▸ TASK DESCRIPTION: Read the listing below and copy out every line that holds "要素延伸".
======== SUPPLIED DATA ========
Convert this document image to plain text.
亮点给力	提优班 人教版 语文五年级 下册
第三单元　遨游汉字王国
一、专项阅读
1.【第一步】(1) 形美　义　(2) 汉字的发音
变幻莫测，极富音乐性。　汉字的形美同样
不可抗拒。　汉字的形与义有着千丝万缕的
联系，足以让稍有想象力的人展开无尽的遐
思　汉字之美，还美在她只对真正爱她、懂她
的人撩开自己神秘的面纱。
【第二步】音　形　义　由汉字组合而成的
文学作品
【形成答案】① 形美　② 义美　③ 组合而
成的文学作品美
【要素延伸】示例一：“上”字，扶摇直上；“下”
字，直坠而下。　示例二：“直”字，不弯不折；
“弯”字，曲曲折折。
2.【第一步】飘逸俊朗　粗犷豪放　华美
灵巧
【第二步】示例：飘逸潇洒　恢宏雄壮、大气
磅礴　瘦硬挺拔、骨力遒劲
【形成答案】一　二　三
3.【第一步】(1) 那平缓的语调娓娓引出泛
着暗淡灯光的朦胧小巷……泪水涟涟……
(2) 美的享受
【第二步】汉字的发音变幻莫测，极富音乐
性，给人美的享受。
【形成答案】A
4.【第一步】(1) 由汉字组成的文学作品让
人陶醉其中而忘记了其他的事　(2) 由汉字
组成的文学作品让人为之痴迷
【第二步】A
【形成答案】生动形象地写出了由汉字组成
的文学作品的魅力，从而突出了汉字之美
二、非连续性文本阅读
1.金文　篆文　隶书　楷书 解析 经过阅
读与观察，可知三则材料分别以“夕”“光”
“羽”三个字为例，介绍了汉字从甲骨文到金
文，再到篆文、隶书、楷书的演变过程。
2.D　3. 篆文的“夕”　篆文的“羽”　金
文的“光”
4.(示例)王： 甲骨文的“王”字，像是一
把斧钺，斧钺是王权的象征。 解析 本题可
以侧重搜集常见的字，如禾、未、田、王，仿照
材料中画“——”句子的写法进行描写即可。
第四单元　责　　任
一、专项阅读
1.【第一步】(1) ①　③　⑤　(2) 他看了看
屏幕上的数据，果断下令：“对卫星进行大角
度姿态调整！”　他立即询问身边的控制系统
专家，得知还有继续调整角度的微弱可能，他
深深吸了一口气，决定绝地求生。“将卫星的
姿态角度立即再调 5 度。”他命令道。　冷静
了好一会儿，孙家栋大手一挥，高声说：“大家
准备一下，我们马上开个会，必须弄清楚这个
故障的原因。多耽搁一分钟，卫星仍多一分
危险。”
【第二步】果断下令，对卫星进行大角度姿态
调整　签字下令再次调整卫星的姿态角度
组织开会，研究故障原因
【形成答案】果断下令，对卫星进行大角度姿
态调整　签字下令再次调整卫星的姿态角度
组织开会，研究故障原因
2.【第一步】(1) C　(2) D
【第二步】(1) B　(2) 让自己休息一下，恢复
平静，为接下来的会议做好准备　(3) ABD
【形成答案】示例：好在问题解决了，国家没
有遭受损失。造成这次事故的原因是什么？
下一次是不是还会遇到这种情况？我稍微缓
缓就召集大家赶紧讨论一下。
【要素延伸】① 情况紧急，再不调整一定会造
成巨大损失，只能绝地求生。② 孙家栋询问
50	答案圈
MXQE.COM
========
▸ CORRECT RESPONSE:
【要素延伸】示例一：“上”字，扶摇直上；“下”
【要素延伸】① 情况紧急，再不调整一定会造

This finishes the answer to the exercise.